Given problem: Scan the listing and work out how many lines contain the word "sans". Nothing but the number should be given.

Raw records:
....

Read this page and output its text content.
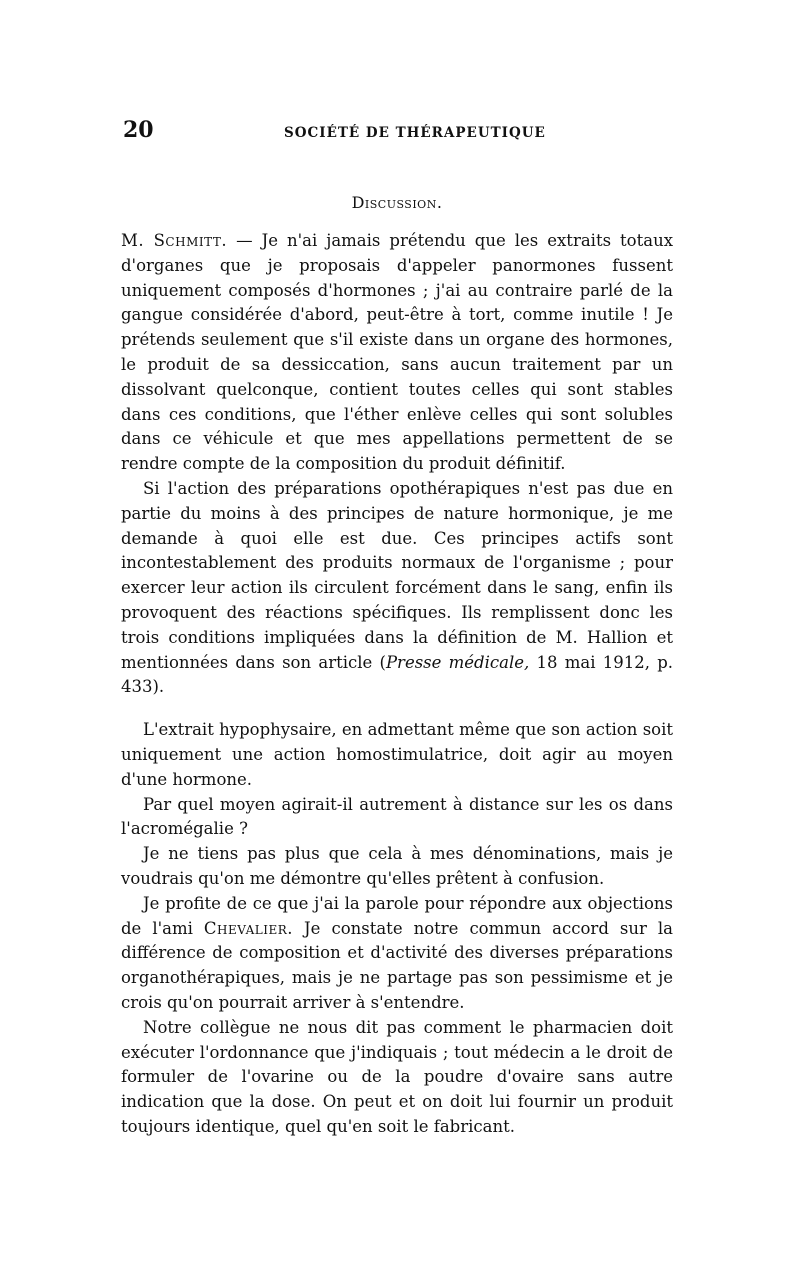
20	SOCIÉTÉ DE THÉRAPEUTIQUE
Discussion.

M. Schmitt. — Je n'ai jamais prétendu que les extraits totaux d'organes que je proposais d'appeler panormones fussent uniquement composés d'hormones ; j'ai au contraire parlé de la gangue considérée d'abord, peut-être à tort, comme inutile ! Je prétends seulement que s'il existe dans un organe des hormones, le produit de sa dessiccation, sans aucun traitement par un dissolvant quelconque, contient toutes celles qui sont stables dans ces conditions, que l'éther enlève celles qui sont solubles dans ce véhicule et que mes appellations permettent de se rendre compte de la composition du produit définitif.

Si l'action des préparations opothérapiques n'est pas due en partie du moins à des principes de nature hormonique, je me demande à quoi elle est due. Ces principes actifs sont incontestablement des produits normaux de l'organisme ; pour exercer leur action ils circulent forcément dans le sang, enfin ils provoquent des réactions spécifiques. Ils remplissent donc les trois conditions impliquées dans la définition de M. Hallion et mentionnées dans son article (Presse médicale, 18 mai 1912, p. 433).

L'extrait hypophysaire, en admettant même que son action soit uniquement une action homostimulatrice, doit agir au moyen d'une hormone.

Par quel moyen agirait-il autrement à distance sur les os dans l'acromégalie ?

Je ne tiens pas plus que cela à mes dénominations, mais je voudrais qu'on me démontre qu'elles prêtent à confusion.

Je profite de ce que j'ai la parole pour répondre aux objections de l'ami Chevalier. Je constate notre commun accord sur la différence de composition et d'activité des diverses préparations organothérapiques, mais je ne partage pas son pessimisme et je crois qu'on pourrait arriver à s'entendre.

Notre collègue ne nous dit pas comment le pharmacien doit exécuter l'ordonnance que j'indiquais ; tout médecin a le droit de formuler de l'ovarine ou de la poudre d'ovaire sans autre indication que la dose. On peut et on doit lui fournir un produit toujours identique, quel qu'en soit le fabricant.
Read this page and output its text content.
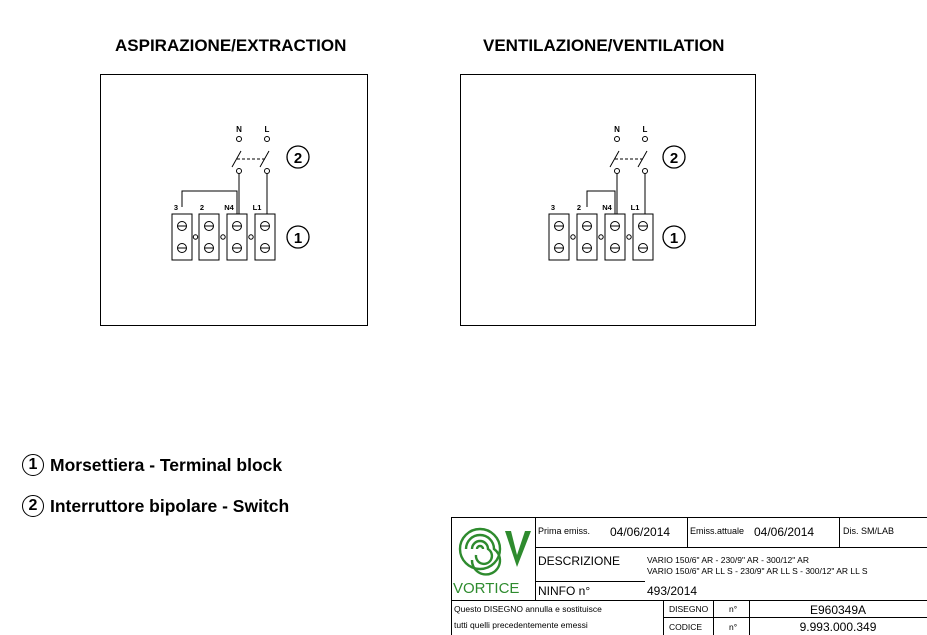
ASPIRAZIONE/EXTRACTION	VENTILAZIONE/VENTILATION
N	L
3	2	N4	L1
2
1
N	L
3	2	N4	L1
2
1
1 Morsettiera - Terminal block
2 Interruttore bipolare - Switch
VORTICE
Prima emiss. 04/06/2014 Emiss.attuale 04/06/2014	Dis. SM/LAB
DESCRIZIONE	VARIO 150/6" AR - 230/9" AR - 300/12" AR
VARIO 150/6" AR LL S - 230/9" AR LL S - 300/12" AR LL S
NINFO n°	493/2014
Questo DISEGNO annulla e sostituisce
tutti quelli precedentemente emessi
DISEGNO n°	E960349A
CODICE	n°	9.993.000.349
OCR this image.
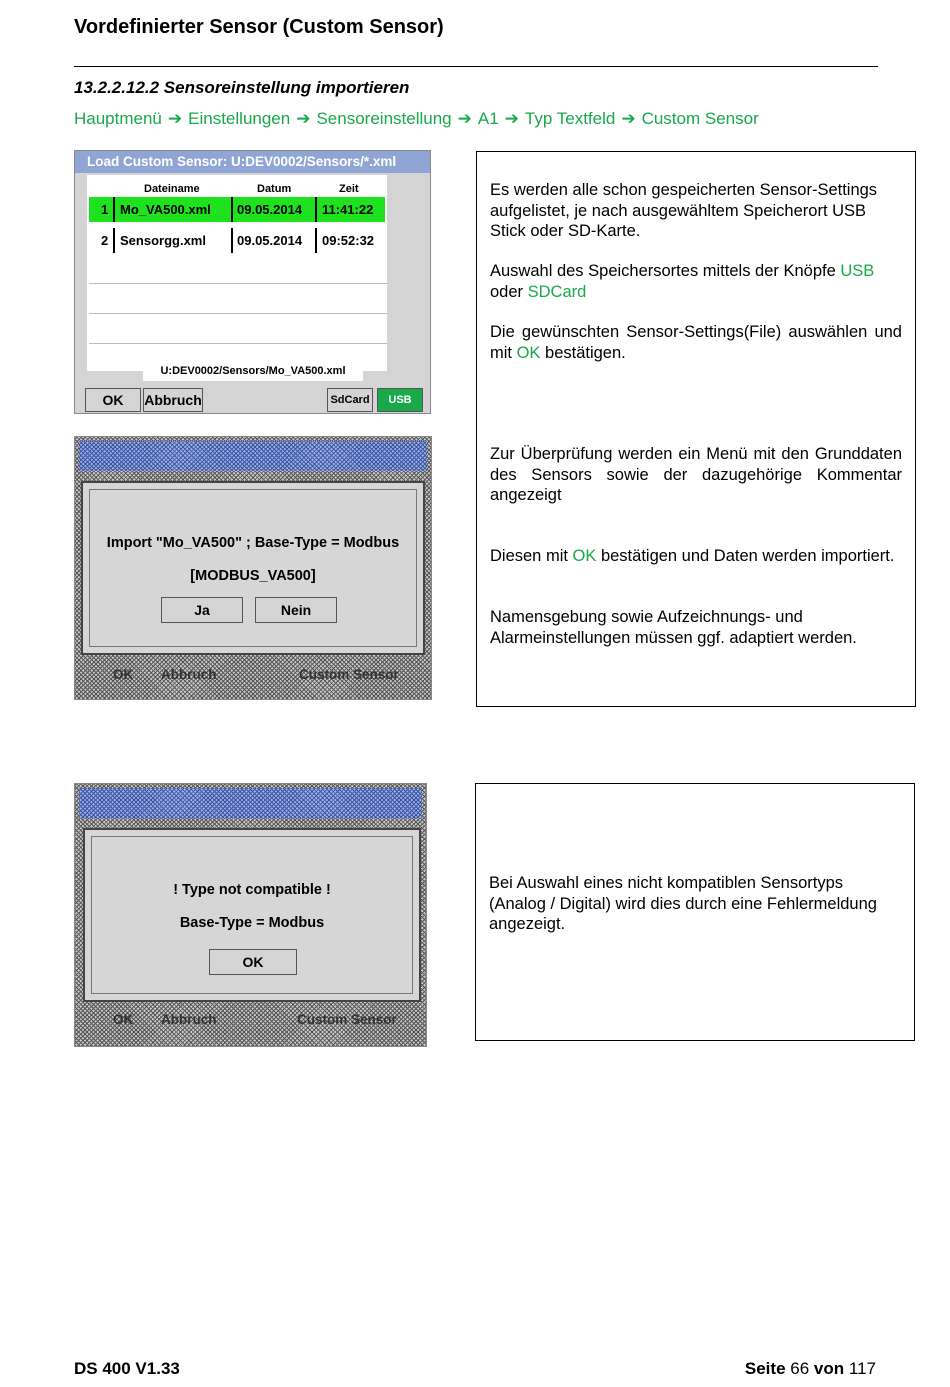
Vordefinierter Sensor (Custom Sensor)
13.2.2.12.2 Sensoreinstellung importieren
Hauptmenü ➔ Einstellungen ➔ Sensoreinstellung ➔ A1 ➔ Typ Textfeld ➔ Custom Sensor
Load Custom Sensor: U:DEV0002/Sensors/*.xml
Dateiname	Datum	Zeit
1 Mo_VA500.xml 09.05.2014 11:41:22
2 Sensorgg.xml 09.05.2014 09:52:32
U:DEV0002/Sensors/Mo_VA500.xml
OK	Abbruch	SdCard	USB
Import "Mo_VA500" ; Base-Type = Modbus
[MODBUS_VA500]
Ja	Nein
OK Abbruch	Custom Sensor
! Type not compatible !
Base-Type = Modbus
OK
OK Abbruch	Custom Sensor

Es werden alle schon gespeicherten Sensor-Settings aufgelistet, je nach ausgewähltem Speicherort USB Stick oder SD-Karte.

Auswahl des Speichersortes mittels der Knöpfe USB
oder SDCard

Die gewünschten Sensor-Settings(File) auswählen und mit OK bestätigen.

Zur Überprüfung werden ein Menü mit den Grunddaten des Sensors sowie der dazugehörige Kommentar angezeigt

Diesen mit OK bestätigen und Daten werden importiert.

Namensgebung sowie Aufzeichnungs- und Alarmeinstellungen müssen ggf. adaptiert werden.

Bei Auswahl eines nicht kompatiblen Sensortyps (Analog / Digital) wird dies durch eine Fehlermeldung angezeigt.

DS 400 V1.33	Seite 66 von 117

....

Written response: 2